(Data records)
## begin
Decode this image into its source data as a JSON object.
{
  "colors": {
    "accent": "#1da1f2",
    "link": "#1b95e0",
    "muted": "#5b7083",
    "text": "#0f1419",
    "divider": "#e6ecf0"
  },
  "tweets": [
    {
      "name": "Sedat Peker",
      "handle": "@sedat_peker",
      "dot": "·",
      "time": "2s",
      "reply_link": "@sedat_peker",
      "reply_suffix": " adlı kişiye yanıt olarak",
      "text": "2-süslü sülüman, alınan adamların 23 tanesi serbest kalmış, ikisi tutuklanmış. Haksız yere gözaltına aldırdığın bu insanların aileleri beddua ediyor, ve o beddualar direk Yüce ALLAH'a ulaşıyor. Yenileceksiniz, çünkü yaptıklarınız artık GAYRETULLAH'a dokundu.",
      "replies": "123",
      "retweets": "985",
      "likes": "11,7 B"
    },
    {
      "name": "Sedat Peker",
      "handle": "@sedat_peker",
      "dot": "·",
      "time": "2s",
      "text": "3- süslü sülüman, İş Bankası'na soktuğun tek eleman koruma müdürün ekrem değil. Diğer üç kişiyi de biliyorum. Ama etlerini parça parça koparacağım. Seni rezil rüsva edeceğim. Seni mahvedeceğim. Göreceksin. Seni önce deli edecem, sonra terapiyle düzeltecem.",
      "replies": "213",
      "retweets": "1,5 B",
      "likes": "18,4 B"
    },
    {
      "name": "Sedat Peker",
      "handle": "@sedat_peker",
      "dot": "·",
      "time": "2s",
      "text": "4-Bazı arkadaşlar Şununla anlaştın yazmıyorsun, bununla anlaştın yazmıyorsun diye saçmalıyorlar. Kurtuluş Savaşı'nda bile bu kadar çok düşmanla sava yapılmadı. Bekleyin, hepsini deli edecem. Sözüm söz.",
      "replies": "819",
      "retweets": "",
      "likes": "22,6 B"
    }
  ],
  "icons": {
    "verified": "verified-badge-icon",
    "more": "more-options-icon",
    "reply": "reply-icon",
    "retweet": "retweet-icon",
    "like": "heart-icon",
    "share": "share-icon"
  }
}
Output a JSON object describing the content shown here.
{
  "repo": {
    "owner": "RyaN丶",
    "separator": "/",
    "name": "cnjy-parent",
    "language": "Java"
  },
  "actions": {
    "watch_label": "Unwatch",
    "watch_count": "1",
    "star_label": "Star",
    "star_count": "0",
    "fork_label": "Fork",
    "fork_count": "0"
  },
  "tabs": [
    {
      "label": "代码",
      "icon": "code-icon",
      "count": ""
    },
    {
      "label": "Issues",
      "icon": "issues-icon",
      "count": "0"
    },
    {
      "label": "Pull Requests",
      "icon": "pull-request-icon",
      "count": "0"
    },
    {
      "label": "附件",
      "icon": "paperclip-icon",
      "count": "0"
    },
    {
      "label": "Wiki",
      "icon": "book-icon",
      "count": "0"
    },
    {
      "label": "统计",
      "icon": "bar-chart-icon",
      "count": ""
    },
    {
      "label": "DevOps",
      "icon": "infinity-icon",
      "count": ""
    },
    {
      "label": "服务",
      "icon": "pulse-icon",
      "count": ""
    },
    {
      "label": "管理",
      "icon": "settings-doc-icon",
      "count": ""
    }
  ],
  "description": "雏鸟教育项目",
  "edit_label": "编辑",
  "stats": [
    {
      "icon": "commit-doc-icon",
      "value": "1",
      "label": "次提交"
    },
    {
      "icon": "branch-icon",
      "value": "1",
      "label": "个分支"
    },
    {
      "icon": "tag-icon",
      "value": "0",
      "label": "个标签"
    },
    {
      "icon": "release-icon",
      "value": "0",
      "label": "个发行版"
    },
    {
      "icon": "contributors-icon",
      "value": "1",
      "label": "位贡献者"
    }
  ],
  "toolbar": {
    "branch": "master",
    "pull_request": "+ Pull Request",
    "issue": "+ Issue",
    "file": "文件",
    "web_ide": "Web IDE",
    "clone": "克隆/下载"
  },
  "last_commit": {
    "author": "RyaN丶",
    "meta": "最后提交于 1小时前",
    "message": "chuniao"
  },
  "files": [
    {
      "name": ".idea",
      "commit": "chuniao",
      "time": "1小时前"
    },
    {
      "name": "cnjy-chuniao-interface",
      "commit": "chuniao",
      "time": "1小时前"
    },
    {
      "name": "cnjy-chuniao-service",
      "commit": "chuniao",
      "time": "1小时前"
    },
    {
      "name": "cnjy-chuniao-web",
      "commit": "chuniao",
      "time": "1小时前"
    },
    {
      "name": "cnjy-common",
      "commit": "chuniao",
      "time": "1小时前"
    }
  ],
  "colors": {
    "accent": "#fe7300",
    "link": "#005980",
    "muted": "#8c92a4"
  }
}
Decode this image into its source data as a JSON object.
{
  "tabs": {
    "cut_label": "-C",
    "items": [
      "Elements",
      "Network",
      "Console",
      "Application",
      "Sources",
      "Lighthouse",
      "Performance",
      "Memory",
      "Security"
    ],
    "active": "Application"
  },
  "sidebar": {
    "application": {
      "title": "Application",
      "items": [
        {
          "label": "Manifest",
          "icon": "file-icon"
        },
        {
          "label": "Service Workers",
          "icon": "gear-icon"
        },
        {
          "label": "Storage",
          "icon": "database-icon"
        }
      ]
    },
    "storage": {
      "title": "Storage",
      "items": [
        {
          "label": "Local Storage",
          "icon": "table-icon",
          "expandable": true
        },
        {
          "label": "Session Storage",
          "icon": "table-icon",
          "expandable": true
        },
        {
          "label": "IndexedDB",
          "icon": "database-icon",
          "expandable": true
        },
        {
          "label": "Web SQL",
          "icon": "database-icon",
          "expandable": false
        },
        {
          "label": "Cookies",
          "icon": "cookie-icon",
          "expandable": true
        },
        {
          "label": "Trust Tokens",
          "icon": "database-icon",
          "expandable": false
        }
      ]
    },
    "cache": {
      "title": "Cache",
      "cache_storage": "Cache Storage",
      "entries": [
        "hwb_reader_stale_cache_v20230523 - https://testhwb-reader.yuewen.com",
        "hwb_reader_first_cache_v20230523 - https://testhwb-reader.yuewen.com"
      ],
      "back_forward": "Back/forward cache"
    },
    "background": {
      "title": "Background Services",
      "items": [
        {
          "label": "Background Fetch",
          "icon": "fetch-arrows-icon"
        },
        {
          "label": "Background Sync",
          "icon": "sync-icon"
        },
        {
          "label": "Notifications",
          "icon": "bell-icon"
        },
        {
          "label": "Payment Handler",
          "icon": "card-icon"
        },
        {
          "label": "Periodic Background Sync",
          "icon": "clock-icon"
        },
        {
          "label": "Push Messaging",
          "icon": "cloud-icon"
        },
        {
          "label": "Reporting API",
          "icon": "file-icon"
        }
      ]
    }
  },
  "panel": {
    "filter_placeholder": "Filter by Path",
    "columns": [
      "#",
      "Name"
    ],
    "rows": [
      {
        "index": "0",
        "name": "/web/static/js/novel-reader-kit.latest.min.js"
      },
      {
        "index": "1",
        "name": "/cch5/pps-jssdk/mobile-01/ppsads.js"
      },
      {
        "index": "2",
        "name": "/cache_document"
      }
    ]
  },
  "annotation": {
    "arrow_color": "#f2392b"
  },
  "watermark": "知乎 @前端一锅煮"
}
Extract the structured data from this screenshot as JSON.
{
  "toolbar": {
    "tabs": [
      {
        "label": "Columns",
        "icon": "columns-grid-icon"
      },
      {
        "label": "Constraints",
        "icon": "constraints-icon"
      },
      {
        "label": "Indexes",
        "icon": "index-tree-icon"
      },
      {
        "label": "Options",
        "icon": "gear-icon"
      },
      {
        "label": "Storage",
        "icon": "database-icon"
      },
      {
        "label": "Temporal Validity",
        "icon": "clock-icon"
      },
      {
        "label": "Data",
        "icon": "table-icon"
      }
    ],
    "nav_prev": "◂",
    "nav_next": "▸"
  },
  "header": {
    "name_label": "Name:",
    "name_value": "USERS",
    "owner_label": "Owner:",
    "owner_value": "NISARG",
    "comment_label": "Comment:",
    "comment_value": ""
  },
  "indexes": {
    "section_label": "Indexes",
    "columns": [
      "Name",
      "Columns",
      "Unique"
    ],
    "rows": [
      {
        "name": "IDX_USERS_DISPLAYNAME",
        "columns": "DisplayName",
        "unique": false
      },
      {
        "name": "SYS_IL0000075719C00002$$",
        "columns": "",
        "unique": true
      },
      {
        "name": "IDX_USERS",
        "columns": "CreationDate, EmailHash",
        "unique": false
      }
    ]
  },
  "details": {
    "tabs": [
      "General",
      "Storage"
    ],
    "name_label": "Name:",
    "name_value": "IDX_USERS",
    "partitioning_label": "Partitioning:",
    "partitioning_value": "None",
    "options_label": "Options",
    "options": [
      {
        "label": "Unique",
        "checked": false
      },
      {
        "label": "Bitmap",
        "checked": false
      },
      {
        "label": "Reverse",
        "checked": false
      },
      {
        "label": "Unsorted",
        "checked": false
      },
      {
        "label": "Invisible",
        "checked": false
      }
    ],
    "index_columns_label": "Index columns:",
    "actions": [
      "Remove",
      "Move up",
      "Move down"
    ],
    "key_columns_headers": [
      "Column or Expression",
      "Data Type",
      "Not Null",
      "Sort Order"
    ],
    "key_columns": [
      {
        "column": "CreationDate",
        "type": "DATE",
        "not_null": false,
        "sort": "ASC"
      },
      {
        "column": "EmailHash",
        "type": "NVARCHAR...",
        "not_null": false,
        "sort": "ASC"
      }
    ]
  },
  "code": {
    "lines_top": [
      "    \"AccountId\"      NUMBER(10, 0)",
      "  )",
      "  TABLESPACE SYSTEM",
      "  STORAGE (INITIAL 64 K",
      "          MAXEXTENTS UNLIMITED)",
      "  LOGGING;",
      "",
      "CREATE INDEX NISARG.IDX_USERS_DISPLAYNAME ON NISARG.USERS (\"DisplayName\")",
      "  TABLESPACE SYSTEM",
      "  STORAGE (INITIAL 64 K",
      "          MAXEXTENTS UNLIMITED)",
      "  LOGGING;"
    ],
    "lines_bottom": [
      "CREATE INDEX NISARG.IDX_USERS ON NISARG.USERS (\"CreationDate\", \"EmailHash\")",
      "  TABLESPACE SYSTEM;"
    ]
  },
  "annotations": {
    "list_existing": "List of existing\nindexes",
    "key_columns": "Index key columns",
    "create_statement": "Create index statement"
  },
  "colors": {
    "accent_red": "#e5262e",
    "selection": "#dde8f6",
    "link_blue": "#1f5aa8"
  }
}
## end
#### [To be done]
Of the lines in the listing, how many hold the word "https"? Nothing but the number is needed.

#### [Task solution]
2